- _What is being asked_
Show, in full, each line of the data that contains "initials".

-- begin Exercise inputs --

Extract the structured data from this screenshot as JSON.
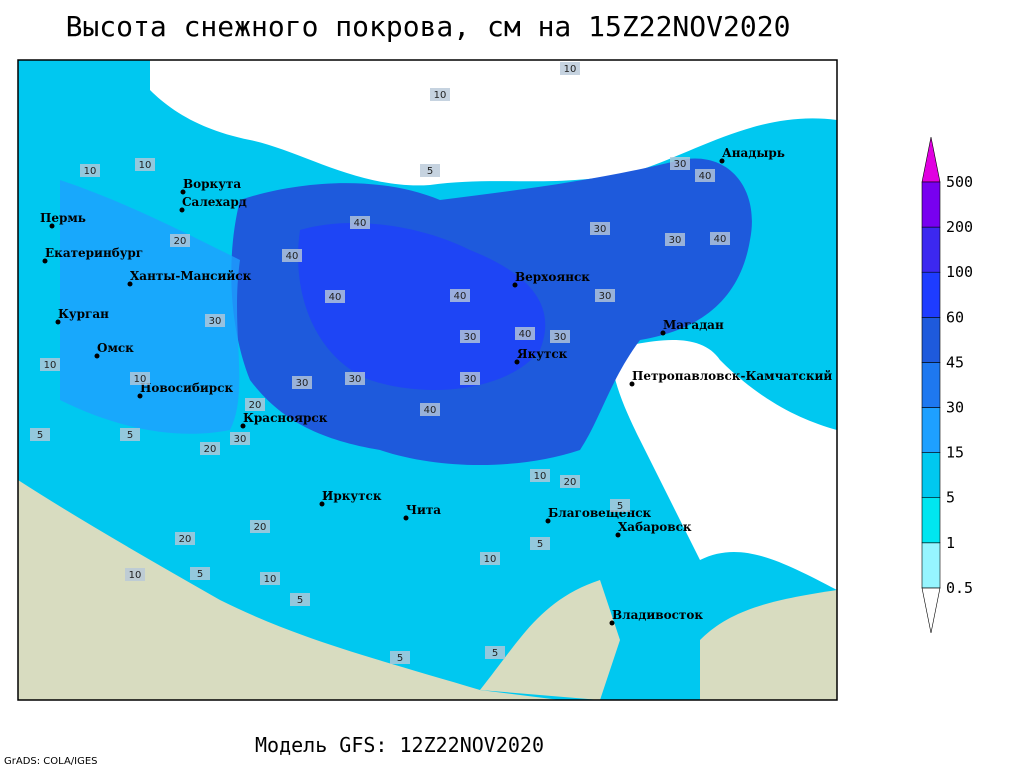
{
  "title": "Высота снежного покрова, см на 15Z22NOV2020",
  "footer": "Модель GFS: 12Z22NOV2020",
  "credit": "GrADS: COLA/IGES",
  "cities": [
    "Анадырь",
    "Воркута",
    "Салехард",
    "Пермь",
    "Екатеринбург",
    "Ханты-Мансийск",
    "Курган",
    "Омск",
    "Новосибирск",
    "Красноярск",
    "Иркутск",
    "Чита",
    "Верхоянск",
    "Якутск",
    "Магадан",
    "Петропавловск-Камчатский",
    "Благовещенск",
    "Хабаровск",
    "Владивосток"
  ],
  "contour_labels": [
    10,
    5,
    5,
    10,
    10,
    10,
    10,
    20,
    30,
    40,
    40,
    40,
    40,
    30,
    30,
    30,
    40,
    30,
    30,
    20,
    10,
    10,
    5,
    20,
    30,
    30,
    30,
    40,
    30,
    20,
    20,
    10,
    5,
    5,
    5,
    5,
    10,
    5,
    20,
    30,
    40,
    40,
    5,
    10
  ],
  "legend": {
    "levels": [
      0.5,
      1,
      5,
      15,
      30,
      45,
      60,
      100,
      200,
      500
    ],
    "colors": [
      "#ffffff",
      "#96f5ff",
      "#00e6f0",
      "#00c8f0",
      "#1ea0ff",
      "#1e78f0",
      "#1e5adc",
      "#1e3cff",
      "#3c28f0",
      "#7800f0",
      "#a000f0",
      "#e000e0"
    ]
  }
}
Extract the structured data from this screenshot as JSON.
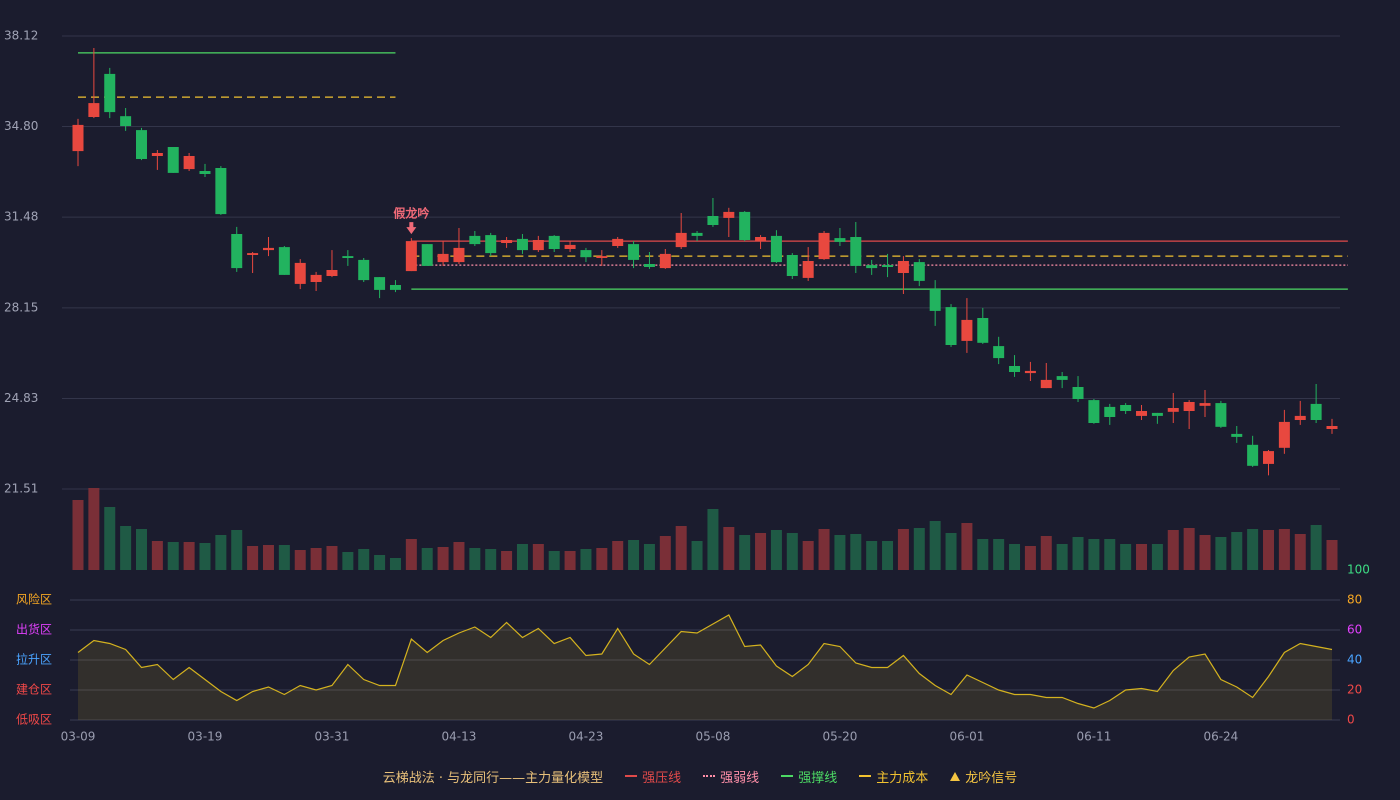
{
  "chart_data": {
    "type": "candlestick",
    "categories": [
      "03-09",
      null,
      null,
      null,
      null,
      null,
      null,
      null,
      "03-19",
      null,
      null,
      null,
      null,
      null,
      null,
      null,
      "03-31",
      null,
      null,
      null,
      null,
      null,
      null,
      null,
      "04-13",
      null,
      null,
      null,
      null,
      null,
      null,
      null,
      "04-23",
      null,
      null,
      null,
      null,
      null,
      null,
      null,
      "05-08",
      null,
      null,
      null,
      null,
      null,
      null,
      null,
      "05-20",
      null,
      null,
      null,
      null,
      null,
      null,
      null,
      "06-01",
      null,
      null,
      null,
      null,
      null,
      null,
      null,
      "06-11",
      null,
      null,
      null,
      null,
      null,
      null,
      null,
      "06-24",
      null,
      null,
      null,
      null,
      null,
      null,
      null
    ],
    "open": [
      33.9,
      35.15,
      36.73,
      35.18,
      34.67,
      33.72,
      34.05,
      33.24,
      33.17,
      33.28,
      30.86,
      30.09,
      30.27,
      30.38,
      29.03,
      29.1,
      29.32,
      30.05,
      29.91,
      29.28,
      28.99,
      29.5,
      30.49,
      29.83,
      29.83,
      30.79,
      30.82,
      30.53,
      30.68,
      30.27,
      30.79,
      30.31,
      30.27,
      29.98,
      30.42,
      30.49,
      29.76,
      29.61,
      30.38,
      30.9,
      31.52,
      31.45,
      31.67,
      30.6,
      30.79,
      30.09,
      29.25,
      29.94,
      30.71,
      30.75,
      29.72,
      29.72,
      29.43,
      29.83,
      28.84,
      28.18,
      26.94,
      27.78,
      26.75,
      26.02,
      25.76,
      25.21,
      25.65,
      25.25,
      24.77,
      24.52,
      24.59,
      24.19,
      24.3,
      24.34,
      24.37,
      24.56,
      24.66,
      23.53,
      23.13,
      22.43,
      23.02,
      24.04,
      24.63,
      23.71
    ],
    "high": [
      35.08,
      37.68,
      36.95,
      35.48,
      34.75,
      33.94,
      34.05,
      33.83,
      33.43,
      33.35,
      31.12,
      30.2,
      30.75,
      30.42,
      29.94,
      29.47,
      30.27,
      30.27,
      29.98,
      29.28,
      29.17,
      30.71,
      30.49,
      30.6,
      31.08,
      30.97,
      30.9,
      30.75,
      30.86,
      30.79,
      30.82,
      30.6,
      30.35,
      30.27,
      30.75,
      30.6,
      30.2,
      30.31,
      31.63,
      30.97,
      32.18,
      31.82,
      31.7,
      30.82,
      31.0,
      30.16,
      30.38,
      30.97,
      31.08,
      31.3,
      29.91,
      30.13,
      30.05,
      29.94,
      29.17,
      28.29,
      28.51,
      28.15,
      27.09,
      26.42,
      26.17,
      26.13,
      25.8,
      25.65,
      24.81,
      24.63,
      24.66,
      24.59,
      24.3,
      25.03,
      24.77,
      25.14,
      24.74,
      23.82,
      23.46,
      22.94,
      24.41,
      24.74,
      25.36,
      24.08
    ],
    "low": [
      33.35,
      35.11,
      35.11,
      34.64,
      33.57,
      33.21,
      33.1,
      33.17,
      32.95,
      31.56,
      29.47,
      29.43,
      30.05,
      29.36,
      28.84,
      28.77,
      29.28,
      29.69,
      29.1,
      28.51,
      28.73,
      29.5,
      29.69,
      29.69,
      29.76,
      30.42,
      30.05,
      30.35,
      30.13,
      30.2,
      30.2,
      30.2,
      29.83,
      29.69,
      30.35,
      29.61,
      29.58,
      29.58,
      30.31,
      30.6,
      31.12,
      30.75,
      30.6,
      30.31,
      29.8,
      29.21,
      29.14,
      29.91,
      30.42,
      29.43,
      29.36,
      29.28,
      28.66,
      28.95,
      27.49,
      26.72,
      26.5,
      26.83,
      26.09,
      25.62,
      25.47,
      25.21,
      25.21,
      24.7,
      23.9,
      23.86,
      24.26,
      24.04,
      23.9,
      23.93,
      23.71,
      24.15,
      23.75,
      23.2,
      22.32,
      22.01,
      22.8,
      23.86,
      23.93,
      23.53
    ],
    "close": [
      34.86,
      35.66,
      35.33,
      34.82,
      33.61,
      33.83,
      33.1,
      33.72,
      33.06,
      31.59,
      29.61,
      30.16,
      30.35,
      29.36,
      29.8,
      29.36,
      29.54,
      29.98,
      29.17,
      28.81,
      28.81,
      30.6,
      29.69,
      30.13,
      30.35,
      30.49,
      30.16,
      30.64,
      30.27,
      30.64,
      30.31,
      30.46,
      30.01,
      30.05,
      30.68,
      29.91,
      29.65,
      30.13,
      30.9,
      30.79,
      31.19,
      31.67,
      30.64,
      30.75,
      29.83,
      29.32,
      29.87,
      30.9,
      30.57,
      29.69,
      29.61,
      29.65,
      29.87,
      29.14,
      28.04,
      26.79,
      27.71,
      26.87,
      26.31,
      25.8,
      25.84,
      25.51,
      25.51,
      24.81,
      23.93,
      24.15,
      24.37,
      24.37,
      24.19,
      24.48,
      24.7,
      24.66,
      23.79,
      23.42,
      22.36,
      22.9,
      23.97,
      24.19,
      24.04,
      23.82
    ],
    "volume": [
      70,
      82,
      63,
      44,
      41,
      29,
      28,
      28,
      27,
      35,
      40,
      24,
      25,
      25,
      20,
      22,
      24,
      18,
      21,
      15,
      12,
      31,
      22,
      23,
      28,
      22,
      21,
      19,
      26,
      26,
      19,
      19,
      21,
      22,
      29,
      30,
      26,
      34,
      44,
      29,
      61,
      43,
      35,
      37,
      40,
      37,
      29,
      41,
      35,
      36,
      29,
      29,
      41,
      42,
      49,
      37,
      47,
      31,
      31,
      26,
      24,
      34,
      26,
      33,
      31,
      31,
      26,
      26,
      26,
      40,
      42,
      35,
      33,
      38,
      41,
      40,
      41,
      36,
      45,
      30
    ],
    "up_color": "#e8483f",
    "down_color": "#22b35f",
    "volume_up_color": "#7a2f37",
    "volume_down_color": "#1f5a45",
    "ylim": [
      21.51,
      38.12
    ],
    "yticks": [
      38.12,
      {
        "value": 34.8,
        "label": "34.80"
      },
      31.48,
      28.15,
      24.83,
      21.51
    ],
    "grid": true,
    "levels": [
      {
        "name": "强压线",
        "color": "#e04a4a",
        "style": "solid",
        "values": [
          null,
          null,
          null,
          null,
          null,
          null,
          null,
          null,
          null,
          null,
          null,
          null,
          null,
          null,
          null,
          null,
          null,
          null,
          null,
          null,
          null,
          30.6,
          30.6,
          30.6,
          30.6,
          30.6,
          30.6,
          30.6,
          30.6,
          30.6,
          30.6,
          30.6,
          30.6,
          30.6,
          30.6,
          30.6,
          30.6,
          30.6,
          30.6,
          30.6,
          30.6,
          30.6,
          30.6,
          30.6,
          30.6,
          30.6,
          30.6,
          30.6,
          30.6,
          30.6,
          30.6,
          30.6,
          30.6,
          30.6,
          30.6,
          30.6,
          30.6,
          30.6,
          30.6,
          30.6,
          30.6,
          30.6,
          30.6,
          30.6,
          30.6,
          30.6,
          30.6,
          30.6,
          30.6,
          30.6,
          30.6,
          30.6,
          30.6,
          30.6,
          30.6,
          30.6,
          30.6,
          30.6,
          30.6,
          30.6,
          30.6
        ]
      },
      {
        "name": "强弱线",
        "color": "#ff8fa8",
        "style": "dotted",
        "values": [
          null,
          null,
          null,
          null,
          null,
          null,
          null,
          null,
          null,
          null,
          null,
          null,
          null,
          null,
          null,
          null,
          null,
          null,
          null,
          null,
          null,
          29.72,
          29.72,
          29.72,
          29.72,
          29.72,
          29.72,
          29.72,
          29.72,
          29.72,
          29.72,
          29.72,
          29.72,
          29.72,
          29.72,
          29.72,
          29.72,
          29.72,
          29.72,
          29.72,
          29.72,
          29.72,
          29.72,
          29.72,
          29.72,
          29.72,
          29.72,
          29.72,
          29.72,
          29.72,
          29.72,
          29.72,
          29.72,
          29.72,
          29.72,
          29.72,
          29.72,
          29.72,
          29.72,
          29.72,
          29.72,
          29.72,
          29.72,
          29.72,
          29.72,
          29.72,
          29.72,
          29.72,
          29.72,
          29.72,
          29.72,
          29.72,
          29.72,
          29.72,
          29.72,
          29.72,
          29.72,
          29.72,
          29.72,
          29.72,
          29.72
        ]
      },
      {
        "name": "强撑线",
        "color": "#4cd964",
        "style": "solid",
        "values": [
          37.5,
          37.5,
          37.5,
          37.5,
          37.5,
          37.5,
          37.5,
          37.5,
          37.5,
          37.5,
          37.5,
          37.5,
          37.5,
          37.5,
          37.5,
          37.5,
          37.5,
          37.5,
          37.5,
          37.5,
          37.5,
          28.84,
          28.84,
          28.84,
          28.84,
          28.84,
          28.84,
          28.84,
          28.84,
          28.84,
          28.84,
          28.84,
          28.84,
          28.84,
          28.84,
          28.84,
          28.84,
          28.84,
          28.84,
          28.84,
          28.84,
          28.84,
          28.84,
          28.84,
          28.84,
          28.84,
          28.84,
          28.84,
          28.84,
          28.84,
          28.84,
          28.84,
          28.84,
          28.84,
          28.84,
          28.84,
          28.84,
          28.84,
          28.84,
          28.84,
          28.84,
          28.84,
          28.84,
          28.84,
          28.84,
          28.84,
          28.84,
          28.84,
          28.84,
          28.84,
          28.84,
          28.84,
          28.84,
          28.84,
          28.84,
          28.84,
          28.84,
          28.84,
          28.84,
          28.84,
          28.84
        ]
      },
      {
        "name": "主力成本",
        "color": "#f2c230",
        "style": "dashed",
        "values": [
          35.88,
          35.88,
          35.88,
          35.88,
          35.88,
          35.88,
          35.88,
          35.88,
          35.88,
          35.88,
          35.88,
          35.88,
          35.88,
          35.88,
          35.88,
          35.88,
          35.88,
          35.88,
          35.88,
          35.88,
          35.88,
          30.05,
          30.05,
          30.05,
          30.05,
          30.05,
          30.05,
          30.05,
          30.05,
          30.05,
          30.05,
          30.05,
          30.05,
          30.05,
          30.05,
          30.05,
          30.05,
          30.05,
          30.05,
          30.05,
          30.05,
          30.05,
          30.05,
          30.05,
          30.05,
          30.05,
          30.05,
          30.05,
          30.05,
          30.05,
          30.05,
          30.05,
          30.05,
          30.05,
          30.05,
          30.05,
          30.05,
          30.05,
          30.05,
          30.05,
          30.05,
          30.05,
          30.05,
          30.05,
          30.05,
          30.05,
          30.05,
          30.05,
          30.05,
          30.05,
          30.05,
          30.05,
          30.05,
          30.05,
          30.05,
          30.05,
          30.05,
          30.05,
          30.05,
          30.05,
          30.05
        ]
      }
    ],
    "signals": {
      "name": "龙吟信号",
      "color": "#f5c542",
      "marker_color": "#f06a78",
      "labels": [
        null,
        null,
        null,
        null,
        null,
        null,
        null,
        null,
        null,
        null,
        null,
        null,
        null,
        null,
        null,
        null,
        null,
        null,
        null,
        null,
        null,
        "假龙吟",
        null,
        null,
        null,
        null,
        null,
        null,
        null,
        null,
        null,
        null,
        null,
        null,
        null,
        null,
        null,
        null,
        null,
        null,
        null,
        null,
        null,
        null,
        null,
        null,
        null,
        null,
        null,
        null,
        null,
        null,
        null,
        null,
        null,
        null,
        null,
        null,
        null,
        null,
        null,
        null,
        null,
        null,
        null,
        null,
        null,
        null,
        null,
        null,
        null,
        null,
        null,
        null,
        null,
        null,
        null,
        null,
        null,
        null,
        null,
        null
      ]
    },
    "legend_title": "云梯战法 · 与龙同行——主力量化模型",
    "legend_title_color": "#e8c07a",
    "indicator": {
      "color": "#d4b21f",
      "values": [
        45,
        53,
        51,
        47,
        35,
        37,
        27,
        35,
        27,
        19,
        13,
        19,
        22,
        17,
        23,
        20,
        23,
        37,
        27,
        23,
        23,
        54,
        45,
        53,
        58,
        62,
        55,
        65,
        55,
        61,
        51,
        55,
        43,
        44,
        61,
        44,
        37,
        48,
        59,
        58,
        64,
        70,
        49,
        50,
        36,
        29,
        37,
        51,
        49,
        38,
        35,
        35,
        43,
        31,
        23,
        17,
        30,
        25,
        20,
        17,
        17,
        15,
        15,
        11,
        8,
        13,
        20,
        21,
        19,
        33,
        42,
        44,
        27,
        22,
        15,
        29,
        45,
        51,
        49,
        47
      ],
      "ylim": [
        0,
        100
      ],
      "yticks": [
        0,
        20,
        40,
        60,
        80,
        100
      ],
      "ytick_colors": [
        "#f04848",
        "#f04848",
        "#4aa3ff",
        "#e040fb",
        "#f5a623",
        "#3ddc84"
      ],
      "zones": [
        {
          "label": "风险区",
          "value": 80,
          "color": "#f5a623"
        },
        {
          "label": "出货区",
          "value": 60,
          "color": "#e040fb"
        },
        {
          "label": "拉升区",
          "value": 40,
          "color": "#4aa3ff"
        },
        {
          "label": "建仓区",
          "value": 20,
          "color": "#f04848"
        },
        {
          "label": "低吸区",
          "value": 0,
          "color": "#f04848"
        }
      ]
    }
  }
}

-- end Exercise inputs --
-- begin Exercise inputs --

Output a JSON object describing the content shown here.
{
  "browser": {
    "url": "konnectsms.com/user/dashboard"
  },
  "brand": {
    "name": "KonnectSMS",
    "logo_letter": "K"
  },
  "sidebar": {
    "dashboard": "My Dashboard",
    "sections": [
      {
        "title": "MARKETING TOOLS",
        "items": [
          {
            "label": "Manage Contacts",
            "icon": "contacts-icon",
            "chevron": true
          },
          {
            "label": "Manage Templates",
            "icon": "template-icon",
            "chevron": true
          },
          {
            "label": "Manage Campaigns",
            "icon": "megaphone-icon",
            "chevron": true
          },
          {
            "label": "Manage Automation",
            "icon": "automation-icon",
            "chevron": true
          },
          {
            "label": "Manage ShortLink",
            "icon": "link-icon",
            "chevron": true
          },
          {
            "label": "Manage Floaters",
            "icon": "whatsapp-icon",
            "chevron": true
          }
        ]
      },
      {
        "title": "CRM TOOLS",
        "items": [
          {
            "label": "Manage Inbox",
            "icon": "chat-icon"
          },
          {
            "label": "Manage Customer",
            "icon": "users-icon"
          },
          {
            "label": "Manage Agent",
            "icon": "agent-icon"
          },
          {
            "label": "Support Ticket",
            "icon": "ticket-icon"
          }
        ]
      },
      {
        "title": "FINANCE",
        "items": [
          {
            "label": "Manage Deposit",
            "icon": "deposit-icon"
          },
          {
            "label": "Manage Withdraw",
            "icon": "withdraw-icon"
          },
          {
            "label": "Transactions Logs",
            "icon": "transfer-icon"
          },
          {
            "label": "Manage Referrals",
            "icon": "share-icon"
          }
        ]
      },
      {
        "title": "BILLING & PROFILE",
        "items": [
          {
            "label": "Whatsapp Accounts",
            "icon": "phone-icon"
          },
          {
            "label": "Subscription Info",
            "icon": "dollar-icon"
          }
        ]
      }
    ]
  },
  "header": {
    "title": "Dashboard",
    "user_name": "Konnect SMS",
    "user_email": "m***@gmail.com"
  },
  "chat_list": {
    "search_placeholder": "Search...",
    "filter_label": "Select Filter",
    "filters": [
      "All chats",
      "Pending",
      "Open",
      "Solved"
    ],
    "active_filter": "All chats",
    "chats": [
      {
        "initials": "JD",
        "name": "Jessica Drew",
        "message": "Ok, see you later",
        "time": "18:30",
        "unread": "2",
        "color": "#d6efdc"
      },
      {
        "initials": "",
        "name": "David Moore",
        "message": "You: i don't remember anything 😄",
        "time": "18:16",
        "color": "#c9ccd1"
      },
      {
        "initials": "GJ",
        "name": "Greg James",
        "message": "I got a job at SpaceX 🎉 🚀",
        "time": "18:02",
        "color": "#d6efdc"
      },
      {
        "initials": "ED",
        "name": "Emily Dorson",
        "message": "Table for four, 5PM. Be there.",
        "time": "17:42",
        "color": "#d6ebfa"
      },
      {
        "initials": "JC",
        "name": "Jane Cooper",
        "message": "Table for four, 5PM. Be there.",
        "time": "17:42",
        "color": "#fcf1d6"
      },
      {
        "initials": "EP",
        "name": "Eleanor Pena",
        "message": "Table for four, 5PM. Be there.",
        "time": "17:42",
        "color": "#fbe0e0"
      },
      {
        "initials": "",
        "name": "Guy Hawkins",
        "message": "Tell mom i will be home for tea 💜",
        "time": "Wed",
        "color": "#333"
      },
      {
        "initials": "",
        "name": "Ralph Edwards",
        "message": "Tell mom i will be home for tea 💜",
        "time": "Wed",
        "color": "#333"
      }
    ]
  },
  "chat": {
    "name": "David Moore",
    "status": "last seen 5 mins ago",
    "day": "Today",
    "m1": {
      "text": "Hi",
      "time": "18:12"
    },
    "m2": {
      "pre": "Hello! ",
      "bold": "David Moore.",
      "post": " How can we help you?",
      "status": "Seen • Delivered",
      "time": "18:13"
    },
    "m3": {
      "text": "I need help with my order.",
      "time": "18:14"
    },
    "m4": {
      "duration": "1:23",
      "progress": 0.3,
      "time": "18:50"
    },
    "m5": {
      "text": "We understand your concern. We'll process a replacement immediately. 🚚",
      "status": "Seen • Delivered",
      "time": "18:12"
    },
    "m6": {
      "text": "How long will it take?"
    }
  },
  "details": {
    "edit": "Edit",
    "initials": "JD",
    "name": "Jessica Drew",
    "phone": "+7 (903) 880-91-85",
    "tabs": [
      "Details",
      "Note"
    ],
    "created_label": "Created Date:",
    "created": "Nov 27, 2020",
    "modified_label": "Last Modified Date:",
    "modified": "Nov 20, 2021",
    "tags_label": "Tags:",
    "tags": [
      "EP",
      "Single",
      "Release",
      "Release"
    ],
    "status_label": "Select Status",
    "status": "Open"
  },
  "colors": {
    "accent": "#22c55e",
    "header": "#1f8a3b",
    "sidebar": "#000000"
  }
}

-- end Exercise inputs --
-- begin Exercise inputs --

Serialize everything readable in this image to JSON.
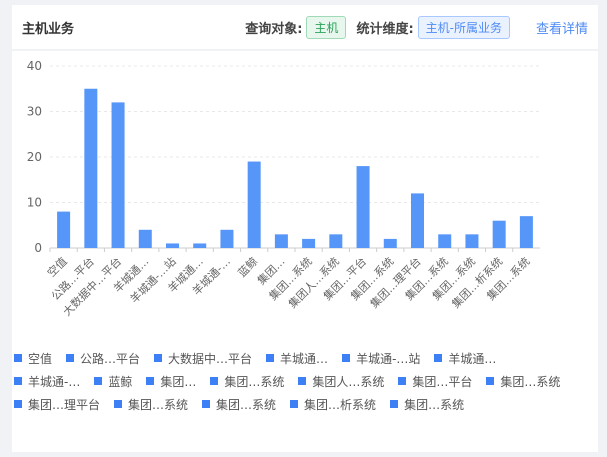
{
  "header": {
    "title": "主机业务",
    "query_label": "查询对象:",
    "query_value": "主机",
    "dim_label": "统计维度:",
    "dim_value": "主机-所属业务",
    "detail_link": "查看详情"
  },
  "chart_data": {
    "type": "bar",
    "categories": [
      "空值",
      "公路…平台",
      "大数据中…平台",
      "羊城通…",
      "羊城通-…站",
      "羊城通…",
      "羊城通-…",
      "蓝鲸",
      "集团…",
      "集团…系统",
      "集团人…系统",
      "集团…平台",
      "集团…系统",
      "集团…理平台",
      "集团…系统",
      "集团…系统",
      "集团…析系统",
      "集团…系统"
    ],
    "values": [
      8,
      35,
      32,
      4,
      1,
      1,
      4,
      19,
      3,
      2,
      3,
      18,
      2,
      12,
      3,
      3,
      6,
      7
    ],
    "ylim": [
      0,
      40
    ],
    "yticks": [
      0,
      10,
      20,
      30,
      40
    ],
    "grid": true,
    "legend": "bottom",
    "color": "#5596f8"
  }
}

-- end Exercise inputs --

- _Problem solution_
        "initials": "JD",
        "initials": "",
        "initials": "GJ",
        "initials": "ED",
        "initials": "JC",
        "initials": "EP",
        "initials": "",
        "initials": "",
    "initials": "JD",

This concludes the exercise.